- _Provided data_
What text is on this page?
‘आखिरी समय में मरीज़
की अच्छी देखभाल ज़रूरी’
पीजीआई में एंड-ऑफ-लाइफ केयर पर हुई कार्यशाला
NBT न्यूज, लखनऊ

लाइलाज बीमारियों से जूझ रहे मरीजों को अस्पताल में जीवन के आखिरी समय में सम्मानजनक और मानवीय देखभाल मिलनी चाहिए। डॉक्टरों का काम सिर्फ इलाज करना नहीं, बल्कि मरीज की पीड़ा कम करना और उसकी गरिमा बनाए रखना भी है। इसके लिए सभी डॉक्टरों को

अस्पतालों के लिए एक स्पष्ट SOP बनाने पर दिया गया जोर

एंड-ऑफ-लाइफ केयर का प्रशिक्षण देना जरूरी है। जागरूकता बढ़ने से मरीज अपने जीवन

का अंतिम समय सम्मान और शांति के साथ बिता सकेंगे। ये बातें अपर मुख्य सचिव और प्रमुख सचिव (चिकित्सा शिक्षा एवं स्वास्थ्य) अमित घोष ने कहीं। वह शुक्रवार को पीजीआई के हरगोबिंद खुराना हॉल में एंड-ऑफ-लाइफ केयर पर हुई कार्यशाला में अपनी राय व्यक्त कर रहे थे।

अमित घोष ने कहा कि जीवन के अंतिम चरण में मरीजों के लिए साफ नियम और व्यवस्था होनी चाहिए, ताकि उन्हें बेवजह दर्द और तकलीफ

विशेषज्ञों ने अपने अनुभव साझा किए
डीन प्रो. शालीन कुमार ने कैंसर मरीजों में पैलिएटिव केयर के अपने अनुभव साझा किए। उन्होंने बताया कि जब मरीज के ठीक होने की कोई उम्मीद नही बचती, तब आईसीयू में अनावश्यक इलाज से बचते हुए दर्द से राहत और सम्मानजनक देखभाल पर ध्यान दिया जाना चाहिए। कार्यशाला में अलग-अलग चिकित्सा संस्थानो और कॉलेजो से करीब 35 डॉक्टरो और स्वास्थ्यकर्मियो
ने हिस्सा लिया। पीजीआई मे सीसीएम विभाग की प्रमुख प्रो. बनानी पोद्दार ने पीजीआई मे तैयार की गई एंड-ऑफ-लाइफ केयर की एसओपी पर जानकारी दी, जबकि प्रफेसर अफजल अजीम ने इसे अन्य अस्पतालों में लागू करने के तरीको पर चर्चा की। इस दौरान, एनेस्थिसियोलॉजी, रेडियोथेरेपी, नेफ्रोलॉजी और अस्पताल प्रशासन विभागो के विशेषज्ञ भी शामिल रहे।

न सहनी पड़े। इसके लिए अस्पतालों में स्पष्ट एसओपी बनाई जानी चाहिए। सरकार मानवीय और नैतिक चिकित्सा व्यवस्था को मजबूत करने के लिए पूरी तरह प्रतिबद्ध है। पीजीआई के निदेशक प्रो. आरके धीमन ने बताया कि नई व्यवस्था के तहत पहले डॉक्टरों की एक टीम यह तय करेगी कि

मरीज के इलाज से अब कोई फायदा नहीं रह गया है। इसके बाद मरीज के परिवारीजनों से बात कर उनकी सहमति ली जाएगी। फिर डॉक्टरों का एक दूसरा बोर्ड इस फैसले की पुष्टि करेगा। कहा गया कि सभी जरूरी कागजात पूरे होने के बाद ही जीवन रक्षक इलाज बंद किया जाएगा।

- _Exercise prompt_
Pull every line containing "एसओप" out of the records.

- _Written solution_
ने हिस्सा लिया। पीजीआई मे सीसीएम विभाग की प्रमुख प्रो. बनानी पोद्दार ने पीजीआई मे तैयार की गई एंड-ऑफ-लाइफ केयर की एसओपी पर जानकारी दी, जबकि प्रफेसर अफजल अजीम ने इसे अन्य अस्पतालों में लागू करने के तरीको पर चर्चा की। इस दौरान, एनेस्थिसियोलॉजी, रेडियोथेरेपी, नेफ्रोलॉजी और अस्पताल प्रशासन विभागो के विशेषज्ञ भी शामिल रहे।
न सहनी पड़े। इसके लिए अस्पतालों में स्पष्ट एसओपी बनाई जानी चाहिए। सरकार मानवीय और नैतिक चिकित्सा व्यवस्था को मजबूत करने के लिए पूरी तरह प्रतिबद्ध है। पीजीआई के निदेशक प्रो. आरके धीमन ने बताया कि नई व्यवस्था के तहत पहले डॉक्टरों की एक टीम यह तय करेगी कि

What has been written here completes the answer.